Yi: Even cooking it at those high temperatures doesn't kill all the germs? Me: Yes, but it's not safe to eat still. Yi: Why not? Me: It's a lot of chemical and biological stuff. Forget it, it's too complicated. You wouldn't understand.
Worst Hazing Ritual Ever
As Manjula and I were walking outside, I happened to be explaining to her the differences between sororities and fraternities (namely the gender difference) when she sees the Corps of Cadets marching along.
Manjula: OO, are they from a sorority? Me: I will pay you so much money to ask them that.
Mommy Dearest
Manjula and her friend were in the lab talking when Zhong comes in and sits at his station.
Manjula: Zhong? Did you say hello to Satya? Zhong: Uh, yes, I did. Manjula: No, you didn't. Satya: No, really, he said "hi" Manjula: Well, I didn't hear it. Me: Oh my God, Manjula, you sound exactly like my parents when they'd take me to their friends' homes as a kid. "Lillian, did you say hello to the grown-ups?" "Yes!" "Doubtful because I didn't hear it, so it must not have happened" Manjula: No, I didn't mean it like that... Me: Nope, it's too late. You're Mommy Manjula now. Manjula: Oh come ON.
Two weeks later, we were all about to leave for some event and we met at Manjula's place before carpooling. Right as we're about to leave...
Manjula: Lillian, do you need to use the restroom before we leave?
At this point, we all just stared at her because not once had I ever stopped a car ride because I desperately had to go to the bathroom.
Manjula: Oh no. I see it now.
You had one job.
The parcel I ordered was the wrong one sent. To top it off, the delivery man actually broke into my home and ate the cookies I was saving. The worst part is that there is no way to get in contact with complaint center. Santa, I'm afraid I'm going to have to give you a one star review on Amazon.
Zhong’s Got it Covered
Zhong is trying to talk to a girl Danvir has a crush on. Sadly, Danvir has forgotten the name of his new crush, so Zhong attempts to get her name by introducing himself to her. Zhong begins to recall the incident:
Zhong: I am not sure if my English is poor. I talk to girl and she told me name but I could not understand. I ask 'How can I call you?' but she never told me her name. She gave me number! Me: I think you meant to say "What can I call you?" Zhong: Yes, I think that is it. Danvir: She gave you her number? Zhong: Yes, I can call her tonight and ask how to pronounce her name. Danvir: What. Zhong: She was hard to understand. She kept talking about restaurants. It was very unusual since I was just asking her what her name was. Danvir: WHAT. Zhong: I should call her now to ask her the name. Danvir: WHAT.

==*==

● **WHAT IS BEING ASKED**: Copy the passage from the lab anecdotes word for word, beginning at the words "Manjula: Lillian, do" and stopping after "review on Amazon.".

==*==

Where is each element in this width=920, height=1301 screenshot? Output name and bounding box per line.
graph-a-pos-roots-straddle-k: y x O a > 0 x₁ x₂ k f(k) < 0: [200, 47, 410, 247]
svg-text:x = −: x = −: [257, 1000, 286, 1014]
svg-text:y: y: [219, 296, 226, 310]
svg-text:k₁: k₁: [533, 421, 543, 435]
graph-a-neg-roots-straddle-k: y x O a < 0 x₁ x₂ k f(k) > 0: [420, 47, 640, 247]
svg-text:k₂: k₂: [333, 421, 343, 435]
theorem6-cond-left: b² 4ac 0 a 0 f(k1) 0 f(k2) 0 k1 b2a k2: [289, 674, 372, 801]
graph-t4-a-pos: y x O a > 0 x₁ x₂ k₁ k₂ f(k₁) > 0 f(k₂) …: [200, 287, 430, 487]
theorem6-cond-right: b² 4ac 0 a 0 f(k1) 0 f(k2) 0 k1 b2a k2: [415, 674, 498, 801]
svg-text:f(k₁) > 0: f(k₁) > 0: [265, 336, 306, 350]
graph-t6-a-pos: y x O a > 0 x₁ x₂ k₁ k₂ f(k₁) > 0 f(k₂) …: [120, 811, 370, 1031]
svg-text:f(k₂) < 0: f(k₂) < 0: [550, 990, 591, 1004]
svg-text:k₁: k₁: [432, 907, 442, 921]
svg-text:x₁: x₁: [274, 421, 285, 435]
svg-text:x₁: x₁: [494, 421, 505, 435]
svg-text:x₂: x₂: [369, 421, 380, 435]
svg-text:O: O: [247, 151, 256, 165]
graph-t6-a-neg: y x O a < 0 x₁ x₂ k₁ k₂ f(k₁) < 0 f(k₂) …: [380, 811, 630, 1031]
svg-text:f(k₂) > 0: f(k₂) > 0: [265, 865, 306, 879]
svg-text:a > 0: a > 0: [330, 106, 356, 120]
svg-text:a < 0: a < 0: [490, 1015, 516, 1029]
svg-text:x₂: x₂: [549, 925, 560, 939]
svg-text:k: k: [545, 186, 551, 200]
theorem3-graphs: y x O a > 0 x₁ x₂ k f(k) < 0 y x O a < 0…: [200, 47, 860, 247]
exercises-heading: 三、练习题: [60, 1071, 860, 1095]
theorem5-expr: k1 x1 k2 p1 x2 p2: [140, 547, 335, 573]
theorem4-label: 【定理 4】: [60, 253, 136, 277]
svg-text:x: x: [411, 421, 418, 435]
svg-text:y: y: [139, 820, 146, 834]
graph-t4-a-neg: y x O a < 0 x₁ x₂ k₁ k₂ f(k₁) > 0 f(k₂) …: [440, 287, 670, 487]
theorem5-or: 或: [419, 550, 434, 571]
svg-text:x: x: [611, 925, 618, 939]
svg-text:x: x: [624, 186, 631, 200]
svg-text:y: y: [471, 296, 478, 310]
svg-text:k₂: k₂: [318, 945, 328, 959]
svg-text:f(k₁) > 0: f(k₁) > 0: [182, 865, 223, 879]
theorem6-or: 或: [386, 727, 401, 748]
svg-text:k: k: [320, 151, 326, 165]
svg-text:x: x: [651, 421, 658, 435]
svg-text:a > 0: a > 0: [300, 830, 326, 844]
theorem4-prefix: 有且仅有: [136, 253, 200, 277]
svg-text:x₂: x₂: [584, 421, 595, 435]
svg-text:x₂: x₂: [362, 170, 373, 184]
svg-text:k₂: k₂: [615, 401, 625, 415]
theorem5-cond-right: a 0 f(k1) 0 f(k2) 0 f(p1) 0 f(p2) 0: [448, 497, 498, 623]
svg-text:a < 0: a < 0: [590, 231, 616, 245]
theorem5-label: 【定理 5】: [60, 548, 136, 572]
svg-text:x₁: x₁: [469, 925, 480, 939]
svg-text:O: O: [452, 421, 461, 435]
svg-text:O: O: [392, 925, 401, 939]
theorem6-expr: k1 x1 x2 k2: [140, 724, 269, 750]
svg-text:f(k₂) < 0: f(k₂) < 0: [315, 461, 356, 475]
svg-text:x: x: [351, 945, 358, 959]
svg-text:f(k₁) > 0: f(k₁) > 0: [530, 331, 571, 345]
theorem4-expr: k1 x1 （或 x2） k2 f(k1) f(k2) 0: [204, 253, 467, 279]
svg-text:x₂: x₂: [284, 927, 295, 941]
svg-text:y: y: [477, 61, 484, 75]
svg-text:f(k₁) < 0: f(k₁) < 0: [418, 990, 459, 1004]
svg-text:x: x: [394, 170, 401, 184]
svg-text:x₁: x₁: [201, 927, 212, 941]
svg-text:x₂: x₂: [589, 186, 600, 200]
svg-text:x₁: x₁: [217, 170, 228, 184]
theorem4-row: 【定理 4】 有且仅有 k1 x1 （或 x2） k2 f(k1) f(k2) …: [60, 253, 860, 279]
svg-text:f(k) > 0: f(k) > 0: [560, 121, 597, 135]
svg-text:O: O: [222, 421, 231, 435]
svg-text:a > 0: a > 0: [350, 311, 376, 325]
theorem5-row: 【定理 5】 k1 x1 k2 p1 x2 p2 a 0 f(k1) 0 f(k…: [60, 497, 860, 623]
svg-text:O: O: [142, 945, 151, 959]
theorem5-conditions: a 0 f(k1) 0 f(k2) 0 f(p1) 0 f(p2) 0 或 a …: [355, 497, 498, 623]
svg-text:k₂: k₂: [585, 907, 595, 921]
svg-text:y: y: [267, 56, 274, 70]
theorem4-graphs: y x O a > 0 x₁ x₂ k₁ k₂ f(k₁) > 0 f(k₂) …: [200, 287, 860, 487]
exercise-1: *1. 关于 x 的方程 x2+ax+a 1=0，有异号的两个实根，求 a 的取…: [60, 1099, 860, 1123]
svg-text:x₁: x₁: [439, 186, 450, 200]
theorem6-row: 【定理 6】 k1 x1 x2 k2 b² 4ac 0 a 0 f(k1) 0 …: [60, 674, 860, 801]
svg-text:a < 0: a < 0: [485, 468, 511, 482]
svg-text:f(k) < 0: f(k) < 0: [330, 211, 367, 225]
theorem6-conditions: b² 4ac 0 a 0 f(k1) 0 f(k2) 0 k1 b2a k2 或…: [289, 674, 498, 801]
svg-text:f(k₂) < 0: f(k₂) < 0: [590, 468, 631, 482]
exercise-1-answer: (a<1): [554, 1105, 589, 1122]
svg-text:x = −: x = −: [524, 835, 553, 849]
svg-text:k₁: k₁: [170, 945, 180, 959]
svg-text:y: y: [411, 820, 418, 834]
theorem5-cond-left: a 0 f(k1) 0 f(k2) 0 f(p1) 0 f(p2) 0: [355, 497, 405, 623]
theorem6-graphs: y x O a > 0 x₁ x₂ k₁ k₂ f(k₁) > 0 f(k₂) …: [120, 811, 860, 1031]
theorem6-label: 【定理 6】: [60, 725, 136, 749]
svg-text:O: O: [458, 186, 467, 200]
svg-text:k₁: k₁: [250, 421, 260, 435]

==*==

● **EXERCISE OUTPUT**:
Manjula: Lillian, do you need to use the restroom before we leave?
At this point, we all just stared at her because not once had I ever stopped a car ride because I desperately had to go to the bathroom.
Manjula: Oh no. I see it now.
You had one job.
The parcel I ordered was the wrong one sent. To top it off, the delivery man actually broke into my home and ate the cookies I was saving. The worst part is that there is no way to get in contact with complaint center. Santa, I'm afraid I'm going to have to give you a one star review on Amazon.